***** DATASET EXCERPTS *****
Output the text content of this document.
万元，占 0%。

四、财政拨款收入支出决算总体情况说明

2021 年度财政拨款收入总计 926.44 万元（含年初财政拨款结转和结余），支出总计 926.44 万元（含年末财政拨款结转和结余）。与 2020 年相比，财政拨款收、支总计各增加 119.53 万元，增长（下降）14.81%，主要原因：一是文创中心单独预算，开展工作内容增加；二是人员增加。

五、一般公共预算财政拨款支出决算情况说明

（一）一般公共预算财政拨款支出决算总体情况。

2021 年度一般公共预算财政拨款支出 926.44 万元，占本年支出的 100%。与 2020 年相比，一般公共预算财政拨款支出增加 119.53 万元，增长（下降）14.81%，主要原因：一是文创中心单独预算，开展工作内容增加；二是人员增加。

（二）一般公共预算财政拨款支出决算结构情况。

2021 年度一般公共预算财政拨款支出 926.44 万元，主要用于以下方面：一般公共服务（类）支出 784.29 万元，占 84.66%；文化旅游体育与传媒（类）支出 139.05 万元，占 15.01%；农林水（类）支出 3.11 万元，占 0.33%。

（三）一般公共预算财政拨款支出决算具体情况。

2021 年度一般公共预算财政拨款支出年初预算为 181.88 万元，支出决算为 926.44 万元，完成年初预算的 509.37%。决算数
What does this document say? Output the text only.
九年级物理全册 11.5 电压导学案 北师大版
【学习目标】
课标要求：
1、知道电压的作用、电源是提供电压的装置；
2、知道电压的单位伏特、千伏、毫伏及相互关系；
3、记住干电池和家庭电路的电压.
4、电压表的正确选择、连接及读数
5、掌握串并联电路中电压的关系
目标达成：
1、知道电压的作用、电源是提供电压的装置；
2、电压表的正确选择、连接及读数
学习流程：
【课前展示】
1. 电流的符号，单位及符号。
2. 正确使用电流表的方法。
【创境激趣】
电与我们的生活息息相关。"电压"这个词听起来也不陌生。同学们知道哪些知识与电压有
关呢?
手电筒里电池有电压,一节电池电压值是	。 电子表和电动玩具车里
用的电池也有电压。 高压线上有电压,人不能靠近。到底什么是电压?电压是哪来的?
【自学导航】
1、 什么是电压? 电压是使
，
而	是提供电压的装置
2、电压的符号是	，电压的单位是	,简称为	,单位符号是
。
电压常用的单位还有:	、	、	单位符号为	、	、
*****
***** DATASET EXCERPTS *****
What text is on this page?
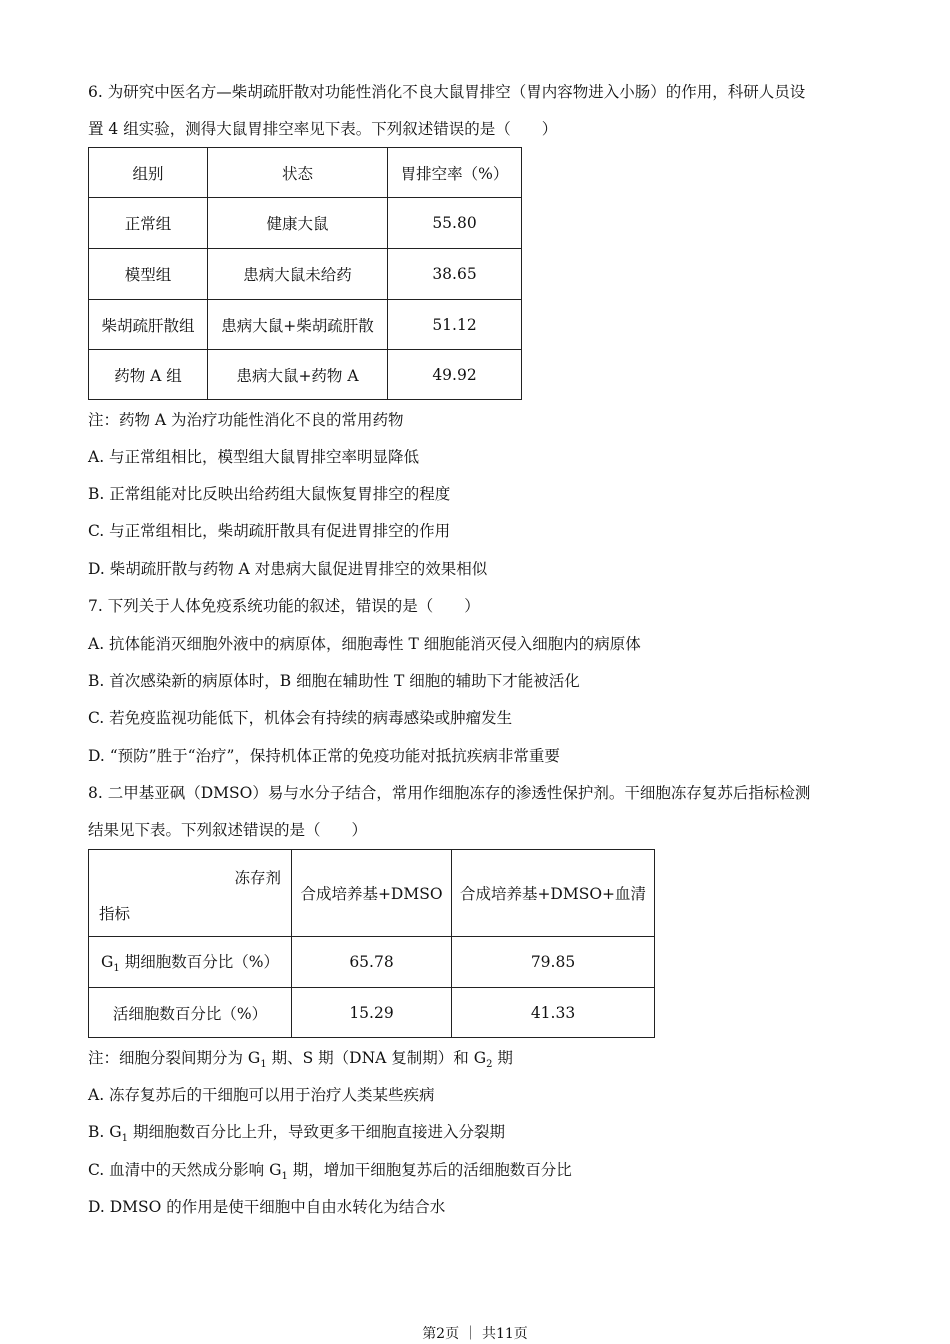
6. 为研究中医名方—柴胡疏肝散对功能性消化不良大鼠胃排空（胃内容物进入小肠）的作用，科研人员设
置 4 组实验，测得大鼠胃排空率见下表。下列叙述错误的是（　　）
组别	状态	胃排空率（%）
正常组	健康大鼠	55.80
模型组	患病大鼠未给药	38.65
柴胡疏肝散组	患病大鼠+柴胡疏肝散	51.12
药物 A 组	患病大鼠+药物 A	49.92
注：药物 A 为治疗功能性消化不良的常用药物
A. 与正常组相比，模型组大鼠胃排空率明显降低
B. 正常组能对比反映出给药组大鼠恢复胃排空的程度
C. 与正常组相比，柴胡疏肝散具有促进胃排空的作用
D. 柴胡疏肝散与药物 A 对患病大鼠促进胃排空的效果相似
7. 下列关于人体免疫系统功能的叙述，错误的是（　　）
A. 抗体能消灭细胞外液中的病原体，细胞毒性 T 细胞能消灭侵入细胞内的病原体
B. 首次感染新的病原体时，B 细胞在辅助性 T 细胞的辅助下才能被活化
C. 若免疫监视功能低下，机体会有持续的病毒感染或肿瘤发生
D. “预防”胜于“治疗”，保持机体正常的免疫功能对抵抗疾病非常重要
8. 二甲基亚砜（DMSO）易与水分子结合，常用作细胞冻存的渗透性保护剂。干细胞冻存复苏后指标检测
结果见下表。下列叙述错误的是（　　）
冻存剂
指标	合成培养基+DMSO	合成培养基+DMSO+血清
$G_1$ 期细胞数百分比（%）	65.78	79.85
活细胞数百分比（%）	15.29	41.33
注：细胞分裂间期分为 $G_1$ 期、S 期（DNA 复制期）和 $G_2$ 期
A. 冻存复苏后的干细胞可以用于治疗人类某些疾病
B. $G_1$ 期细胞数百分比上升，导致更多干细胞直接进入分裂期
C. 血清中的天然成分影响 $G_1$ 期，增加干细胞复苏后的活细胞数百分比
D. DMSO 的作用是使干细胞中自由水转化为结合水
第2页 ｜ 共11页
*****
**THE TASK:**
Only lines holding the string "this" are wanted; gather each one from the entries above.

**TASK ANSWER:**
Output the text content of this document.
What does this document say? Output the text only.
What text is on this page?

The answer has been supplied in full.